Data for this exercise ->
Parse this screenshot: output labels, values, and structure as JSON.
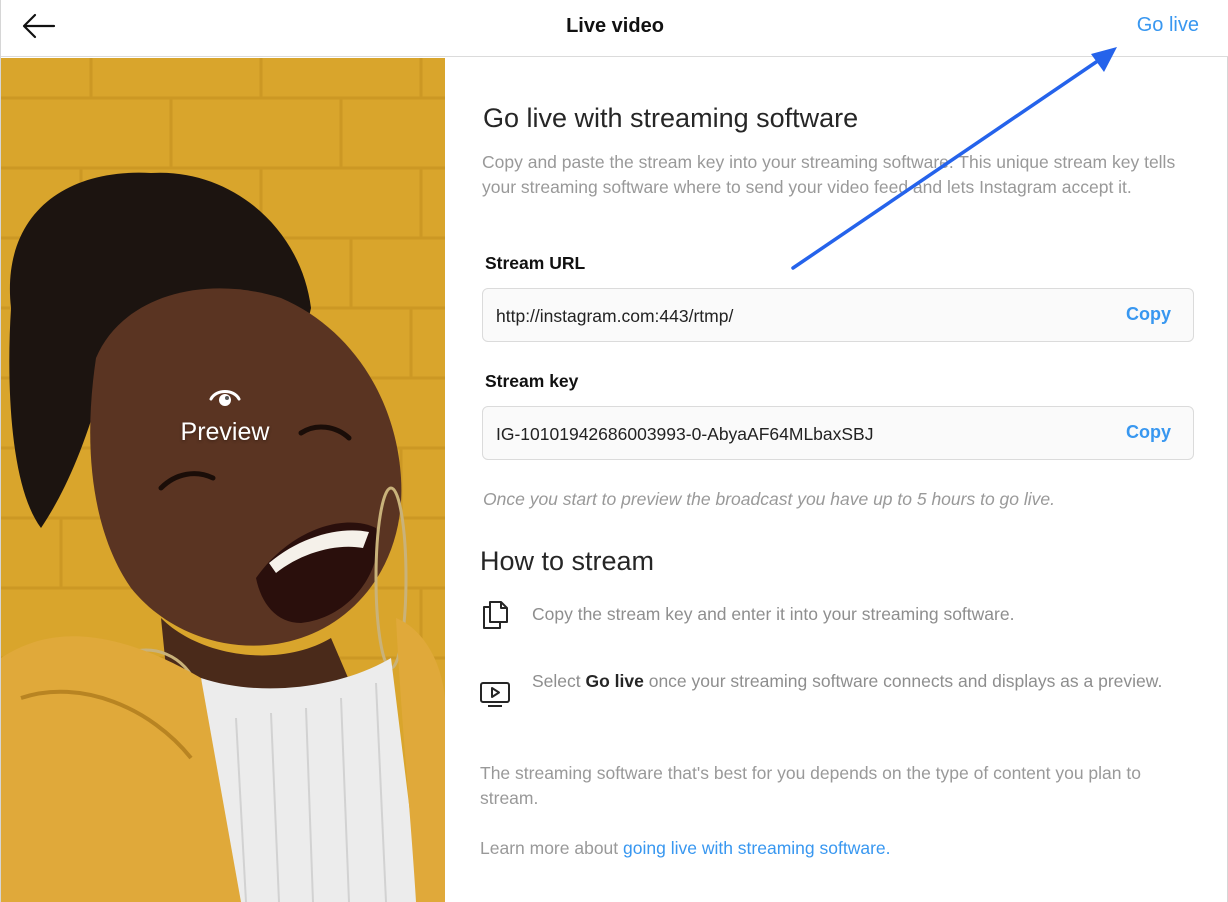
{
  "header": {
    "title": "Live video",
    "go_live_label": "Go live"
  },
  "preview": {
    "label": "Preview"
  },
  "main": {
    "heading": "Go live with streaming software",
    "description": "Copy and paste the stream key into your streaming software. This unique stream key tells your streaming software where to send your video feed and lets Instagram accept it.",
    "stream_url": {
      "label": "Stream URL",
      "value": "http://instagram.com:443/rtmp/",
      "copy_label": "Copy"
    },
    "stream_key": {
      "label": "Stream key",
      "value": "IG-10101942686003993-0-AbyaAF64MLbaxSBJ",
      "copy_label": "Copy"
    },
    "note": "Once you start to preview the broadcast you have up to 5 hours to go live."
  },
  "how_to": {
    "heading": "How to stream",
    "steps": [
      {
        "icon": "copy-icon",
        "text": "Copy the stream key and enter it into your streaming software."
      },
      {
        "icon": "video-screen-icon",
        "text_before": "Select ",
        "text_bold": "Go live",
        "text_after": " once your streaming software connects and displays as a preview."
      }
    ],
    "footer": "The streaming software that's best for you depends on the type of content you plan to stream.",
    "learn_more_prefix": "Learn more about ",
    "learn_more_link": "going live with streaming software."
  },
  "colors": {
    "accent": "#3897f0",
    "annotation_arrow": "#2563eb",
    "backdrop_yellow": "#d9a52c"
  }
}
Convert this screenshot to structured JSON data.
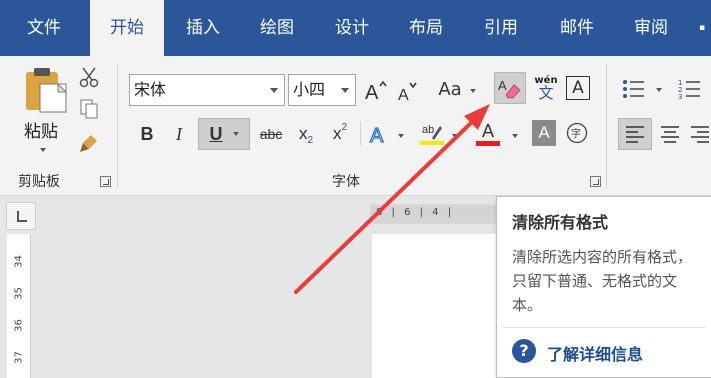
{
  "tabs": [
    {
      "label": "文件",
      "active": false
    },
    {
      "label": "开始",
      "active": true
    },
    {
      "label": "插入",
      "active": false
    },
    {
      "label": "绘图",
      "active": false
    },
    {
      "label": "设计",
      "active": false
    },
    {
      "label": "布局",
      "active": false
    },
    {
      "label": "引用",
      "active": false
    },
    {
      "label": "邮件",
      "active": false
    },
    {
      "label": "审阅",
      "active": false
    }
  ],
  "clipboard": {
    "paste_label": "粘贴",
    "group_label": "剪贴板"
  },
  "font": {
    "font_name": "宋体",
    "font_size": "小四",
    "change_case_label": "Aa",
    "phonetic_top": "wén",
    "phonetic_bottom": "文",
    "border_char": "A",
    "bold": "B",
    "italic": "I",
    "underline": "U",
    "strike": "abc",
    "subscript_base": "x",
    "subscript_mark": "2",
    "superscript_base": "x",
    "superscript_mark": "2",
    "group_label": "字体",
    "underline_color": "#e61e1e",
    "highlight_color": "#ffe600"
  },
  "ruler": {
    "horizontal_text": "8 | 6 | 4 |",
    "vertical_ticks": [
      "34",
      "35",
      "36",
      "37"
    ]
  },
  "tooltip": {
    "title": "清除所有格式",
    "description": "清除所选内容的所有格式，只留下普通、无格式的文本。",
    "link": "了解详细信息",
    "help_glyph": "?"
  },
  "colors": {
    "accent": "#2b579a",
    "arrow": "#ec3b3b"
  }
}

Required task ->
Using the data above, write out every line exactly, leaving the images behind.

Answer to the exercise ->
Parse this screenshot: output labels, values, and structure as JSON.
{
  "header": {
    "title": "Live video",
    "go_live_label": "Go live"
  },
  "preview": {
    "label": "Preview"
  },
  "main": {
    "heading": "Go live with streaming software",
    "description": "Copy and paste the stream key into your streaming software. This unique stream key tells your streaming software where to send your video feed and lets Instagram accept it.",
    "stream_url": {
      "label": "Stream URL",
      "value": "http://instagram.com:443/rtmp/",
      "copy_label": "Copy"
    },
    "stream_key": {
      "label": "Stream key",
      "value": "IG-10101942686003993-0-AbyaAF64MLbaxSBJ",
      "copy_label": "Copy"
    },
    "note": "Once you start to preview the broadcast you have up to 5 hours to go live."
  },
  "how_to": {
    "heading": "How to stream",
    "steps": [
      {
        "icon": "copy-icon",
        "text": "Copy the stream key and enter it into your streaming software."
      },
      {
        "icon": "video-screen-icon",
        "text_before": "Select ",
        "text_bold": "Go live",
        "text_after": " once your streaming software connects and displays as a preview."
      }
    ],
    "footer": "The streaming software that's best for you depends on the type of content you plan to stream.",
    "learn_more_prefix": "Learn more about ",
    "learn_more_link": "going live with streaming software."
  },
  "colors": {
    "accent": "#3897f0",
    "annotation_arrow": "#2563eb",
    "backdrop_yellow": "#d9a52c"
  }
}
Convert this screenshot to structured JSON data.
{
  "tabs": [
    {
      "label": "文件",
      "active": false
    },
    {
      "label": "开始",
      "active": true
    },
    {
      "label": "插入",
      "active": false
    },
    {
      "label": "绘图",
      "active": false
    },
    {
      "label": "设计",
      "active": false
    },
    {
      "label": "布局",
      "active": false
    },
    {
      "label": "引用",
      "active": false
    },
    {
      "label": "邮件",
      "active": false
    },
    {
      "label": "审阅",
      "active": false
    }
  ],
  "clipboard": {
    "paste_label": "粘贴",
    "group_label": "剪贴板"
  },
  "font": {
    "font_name": "宋体",
    "font_size": "小四",
    "change_case_label": "Aa",
    "phonetic_top": "wén",
    "phonetic_bottom": "文",
    "border_char": "A",
    "bold": "B",
    "italic": "I",
    "underline": "U",
    "strike": "abc",
    "subscript_base": "x",
    "subscript_mark": "2",
    "superscript_base": "x",
    "superscript_mark": "2",
    "group_label": "字体",
    "underline_color": "#e61e1e",
    "highlight_color": "#ffe600"
  },
  "ruler": {
    "horizontal_text": "8 | 6 | 4 |",
    "vertical_ticks": [
      "34",
      "35",
      "36",
      "37"
    ]
  },
  "tooltip": {
    "title": "清除所有格式",
    "description": "清除所选内容的所有格式，只留下普通、无格式的文本。",
    "link": "了解详细信息",
    "help_glyph": "?"
  },
  "colors": {
    "accent": "#2b579a",
    "arrow": "#ec3b3b"
  }
}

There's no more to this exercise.